-- START --

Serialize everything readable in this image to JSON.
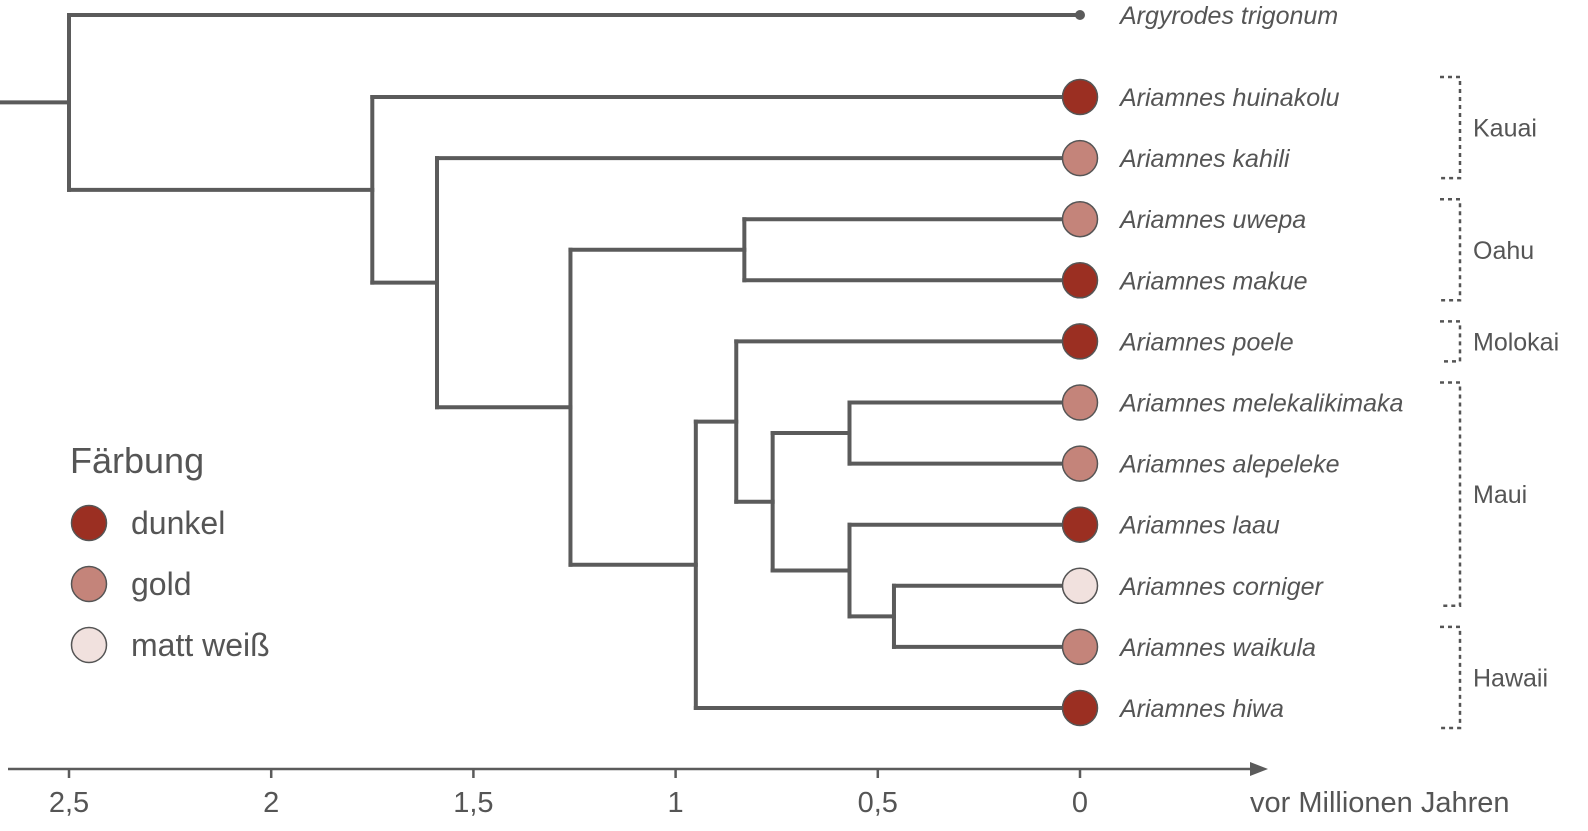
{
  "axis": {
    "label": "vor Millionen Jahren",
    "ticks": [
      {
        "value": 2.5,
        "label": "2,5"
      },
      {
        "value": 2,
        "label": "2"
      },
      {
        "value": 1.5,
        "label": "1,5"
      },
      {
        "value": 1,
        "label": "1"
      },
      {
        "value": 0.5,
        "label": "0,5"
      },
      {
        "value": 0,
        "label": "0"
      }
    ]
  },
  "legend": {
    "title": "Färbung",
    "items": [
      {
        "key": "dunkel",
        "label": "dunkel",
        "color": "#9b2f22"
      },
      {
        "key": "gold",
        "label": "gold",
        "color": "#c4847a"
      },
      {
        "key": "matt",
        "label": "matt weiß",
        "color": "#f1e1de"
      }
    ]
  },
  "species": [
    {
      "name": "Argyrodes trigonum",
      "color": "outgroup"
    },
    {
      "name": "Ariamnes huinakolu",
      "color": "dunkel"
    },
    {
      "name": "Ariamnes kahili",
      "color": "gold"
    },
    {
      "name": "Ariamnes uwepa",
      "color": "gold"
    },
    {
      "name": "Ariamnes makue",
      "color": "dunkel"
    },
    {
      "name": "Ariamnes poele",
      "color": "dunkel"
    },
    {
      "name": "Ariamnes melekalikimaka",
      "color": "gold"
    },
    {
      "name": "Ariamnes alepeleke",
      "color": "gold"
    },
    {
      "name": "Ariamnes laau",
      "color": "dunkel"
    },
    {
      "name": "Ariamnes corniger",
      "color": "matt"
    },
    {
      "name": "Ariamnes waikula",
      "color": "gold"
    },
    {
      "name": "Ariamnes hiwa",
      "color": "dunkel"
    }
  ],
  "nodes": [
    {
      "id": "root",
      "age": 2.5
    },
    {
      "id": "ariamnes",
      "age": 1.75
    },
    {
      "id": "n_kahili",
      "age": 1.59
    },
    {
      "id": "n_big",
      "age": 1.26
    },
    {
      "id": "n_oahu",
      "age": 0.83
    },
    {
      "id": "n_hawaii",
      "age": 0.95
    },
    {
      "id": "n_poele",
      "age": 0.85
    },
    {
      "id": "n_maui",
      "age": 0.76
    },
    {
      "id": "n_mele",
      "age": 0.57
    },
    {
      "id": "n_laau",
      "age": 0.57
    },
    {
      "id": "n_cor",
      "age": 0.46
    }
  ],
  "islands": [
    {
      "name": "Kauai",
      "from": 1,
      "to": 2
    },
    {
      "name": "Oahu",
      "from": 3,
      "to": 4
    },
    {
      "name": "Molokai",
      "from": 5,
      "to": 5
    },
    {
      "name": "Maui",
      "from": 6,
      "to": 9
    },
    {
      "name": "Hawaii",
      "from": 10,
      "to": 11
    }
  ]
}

-- END --

Stated problem: Set the entries down again exactly. Do not include the images.

Result of this exercise:
Serialize everything readable in this image to JSON.
{
  "axis": {
    "label": "vor Millionen Jahren",
    "ticks": [
      {
        "value": 2.5,
        "label": "2,5"
      },
      {
        "value": 2,
        "label": "2"
      },
      {
        "value": 1.5,
        "label": "1,5"
      },
      {
        "value": 1,
        "label": "1"
      },
      {
        "value": 0.5,
        "label": "0,5"
      },
      {
        "value": 0,
        "label": "0"
      }
    ]
  },
  "legend": {
    "title": "Färbung",
    "items": [
      {
        "key": "dunkel",
        "label": "dunkel",
        "color": "#9b2f22"
      },
      {
        "key": "gold",
        "label": "gold",
        "color": "#c4847a"
      },
      {
        "key": "matt",
        "label": "matt weiß",
        "color": "#f1e1de"
      }
    ]
  },
  "species": [
    {
      "name": "Argyrodes trigonum",
      "color": "outgroup"
    },
    {
      "name": "Ariamnes huinakolu",
      "color": "dunkel"
    },
    {
      "name": "Ariamnes kahili",
      "color": "gold"
    },
    {
      "name": "Ariamnes uwepa",
      "color": "gold"
    },
    {
      "name": "Ariamnes makue",
      "color": "dunkel"
    },
    {
      "name": "Ariamnes poele",
      "color": "dunkel"
    },
    {
      "name": "Ariamnes melekalikimaka",
      "color": "gold"
    },
    {
      "name": "Ariamnes alepeleke",
      "color": "gold"
    },
    {
      "name": "Ariamnes laau",
      "color": "dunkel"
    },
    {
      "name": "Ariamnes corniger",
      "color": "matt"
    },
    {
      "name": "Ariamnes waikula",
      "color": "gold"
    },
    {
      "name": "Ariamnes hiwa",
      "color": "dunkel"
    }
  ],
  "nodes": [
    {
      "id": "root",
      "age": 2.5
    },
    {
      "id": "ariamnes",
      "age": 1.75
    },
    {
      "id": "n_kahili",
      "age": 1.59
    },
    {
      "id": "n_big",
      "age": 1.26
    },
    {
      "id": "n_oahu",
      "age": 0.83
    },
    {
      "id": "n_hawaii",
      "age": 0.95
    },
    {
      "id": "n_poele",
      "age": 0.85
    },
    {
      "id": "n_maui",
      "age": 0.76
    },
    {
      "id": "n_mele",
      "age": 0.57
    },
    {
      "id": "n_laau",
      "age": 0.57
    },
    {
      "id": "n_cor",
      "age": 0.46
    }
  ],
  "islands": [
    {
      "name": "Kauai",
      "from": 1,
      "to": 2
    },
    {
      "name": "Oahu",
      "from": 3,
      "to": 4
    },
    {
      "name": "Molokai",
      "from": 5,
      "to": 5
    },
    {
      "name": "Maui",
      "from": 6,
      "to": 9
    },
    {
      "name": "Hawaii",
      "from": 10,
      "to": 11
    }
  ]
}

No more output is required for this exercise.